## Exercise description
From the entries below, copy every line that holds the word "Nähe".
**** Listed entries ****
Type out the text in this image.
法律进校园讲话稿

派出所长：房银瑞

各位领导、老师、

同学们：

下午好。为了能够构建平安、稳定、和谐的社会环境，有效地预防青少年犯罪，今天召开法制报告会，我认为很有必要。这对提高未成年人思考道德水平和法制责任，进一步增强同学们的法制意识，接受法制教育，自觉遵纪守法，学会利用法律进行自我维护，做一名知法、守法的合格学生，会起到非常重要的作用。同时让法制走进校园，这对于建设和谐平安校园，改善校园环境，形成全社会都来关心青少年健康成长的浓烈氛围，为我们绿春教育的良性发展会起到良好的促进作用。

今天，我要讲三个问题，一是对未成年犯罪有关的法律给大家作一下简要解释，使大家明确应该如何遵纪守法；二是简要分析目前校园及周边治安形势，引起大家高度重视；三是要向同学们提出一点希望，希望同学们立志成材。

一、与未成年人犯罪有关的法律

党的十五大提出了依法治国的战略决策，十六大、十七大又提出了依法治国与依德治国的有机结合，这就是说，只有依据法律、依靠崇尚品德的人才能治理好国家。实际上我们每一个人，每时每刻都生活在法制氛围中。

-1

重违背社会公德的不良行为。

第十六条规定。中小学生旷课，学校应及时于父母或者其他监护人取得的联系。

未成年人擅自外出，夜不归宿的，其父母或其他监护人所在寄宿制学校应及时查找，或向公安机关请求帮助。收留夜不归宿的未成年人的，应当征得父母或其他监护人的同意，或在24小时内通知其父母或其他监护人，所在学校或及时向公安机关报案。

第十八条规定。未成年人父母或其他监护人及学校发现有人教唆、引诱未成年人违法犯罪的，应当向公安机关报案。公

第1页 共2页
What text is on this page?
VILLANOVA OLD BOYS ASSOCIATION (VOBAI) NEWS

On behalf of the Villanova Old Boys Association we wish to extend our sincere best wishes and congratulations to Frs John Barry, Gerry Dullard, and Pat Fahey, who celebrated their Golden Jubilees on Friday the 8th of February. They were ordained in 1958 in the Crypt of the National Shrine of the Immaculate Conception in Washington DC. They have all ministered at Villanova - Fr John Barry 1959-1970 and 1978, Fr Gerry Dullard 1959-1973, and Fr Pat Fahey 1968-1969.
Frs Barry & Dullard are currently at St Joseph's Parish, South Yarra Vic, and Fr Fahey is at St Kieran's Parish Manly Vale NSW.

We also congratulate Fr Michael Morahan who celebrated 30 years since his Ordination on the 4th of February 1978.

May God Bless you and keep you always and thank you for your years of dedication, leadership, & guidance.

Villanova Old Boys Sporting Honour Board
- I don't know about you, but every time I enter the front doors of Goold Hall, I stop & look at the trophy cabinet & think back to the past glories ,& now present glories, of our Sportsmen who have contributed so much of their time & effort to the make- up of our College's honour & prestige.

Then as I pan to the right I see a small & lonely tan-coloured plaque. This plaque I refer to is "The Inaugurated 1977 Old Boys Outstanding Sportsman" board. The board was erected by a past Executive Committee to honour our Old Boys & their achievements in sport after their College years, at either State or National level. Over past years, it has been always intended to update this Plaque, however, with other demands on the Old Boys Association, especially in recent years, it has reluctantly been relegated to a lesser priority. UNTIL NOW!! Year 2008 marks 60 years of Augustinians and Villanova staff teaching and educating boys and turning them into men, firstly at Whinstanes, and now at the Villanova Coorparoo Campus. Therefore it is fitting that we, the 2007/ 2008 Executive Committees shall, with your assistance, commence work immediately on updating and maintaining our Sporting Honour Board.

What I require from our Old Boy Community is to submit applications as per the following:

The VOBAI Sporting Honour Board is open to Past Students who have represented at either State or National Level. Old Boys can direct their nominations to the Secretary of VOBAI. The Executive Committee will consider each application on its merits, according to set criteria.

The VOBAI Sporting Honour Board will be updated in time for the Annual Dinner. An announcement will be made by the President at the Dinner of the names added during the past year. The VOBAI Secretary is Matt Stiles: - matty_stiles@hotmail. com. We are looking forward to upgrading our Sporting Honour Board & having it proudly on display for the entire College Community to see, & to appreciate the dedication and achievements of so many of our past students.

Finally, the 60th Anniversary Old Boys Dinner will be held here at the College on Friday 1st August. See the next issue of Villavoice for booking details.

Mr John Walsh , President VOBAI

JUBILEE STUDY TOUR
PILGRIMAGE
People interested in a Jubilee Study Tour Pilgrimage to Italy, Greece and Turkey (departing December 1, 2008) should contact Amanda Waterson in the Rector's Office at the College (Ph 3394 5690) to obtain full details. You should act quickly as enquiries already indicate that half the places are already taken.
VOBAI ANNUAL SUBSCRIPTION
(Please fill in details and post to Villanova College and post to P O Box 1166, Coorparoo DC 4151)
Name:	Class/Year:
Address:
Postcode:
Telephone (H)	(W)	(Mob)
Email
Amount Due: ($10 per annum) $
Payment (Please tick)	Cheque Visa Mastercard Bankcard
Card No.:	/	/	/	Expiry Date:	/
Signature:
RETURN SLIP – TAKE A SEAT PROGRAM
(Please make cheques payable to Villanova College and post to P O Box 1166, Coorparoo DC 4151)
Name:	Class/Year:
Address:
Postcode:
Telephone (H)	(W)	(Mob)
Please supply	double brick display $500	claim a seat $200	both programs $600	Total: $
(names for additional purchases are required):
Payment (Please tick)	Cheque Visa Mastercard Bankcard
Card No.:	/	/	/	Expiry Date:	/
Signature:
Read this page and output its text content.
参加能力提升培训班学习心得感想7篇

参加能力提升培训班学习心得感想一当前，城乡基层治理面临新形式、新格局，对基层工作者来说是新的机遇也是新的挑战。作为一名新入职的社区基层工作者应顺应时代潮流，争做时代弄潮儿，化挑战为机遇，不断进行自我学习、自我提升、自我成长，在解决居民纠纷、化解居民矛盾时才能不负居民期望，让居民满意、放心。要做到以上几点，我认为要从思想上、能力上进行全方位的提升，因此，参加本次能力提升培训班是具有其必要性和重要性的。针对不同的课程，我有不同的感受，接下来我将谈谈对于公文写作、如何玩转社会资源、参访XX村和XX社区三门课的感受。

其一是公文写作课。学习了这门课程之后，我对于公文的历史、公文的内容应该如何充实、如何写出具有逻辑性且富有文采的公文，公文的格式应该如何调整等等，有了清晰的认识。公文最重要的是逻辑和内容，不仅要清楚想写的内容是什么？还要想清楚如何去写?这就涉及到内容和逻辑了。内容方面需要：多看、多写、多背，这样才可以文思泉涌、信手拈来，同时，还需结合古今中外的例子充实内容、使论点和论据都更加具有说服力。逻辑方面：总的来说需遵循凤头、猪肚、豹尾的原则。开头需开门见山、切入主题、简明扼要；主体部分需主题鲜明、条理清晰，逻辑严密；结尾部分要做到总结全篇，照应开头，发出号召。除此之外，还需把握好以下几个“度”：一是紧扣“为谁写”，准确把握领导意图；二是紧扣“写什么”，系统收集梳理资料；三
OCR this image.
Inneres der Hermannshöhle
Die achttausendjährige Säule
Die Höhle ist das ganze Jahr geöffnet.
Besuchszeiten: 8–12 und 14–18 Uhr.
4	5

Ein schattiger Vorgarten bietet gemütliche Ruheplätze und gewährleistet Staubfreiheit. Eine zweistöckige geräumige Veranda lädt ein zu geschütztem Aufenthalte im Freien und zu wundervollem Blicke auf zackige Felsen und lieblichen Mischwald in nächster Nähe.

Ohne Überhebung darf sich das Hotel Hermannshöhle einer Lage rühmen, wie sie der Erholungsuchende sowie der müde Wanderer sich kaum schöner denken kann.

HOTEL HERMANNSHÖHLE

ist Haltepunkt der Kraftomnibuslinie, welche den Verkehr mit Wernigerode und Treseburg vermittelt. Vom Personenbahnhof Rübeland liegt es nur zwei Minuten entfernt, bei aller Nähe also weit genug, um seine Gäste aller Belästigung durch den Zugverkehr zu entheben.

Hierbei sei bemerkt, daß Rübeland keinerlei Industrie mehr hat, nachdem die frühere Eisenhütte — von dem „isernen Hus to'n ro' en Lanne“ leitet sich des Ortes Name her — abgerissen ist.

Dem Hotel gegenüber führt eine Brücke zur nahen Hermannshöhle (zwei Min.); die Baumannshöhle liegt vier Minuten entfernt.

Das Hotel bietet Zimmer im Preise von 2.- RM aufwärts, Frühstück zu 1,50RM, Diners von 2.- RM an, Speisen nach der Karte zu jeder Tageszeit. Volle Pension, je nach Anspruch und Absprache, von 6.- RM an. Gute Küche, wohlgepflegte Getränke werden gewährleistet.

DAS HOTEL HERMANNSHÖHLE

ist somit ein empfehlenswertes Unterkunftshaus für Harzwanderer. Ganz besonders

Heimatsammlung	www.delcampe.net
****
## Task response
Ein schattiger Vorgarten bietet gemütliche Ruheplätze und gewährleistet Staubfreiheit. Eine zweistöckige geräumige Veranda lädt ein zu geschütztem Aufenthalte im Freien und zu wundervollem Blicke auf zackige Felsen und lieblichen Mischwald in nächster Nähe.
ist Haltepunkt der Kraftomnibuslinie, welche den Verkehr mit Wernigerode und Treseburg vermittelt. Vom Personenbahnhof Rübeland liegt es nur zwei Minuten entfernt, bei aller Nähe also weit genug, um seine Gäste aller Belästigung durch den Zugverkehr zu entheben.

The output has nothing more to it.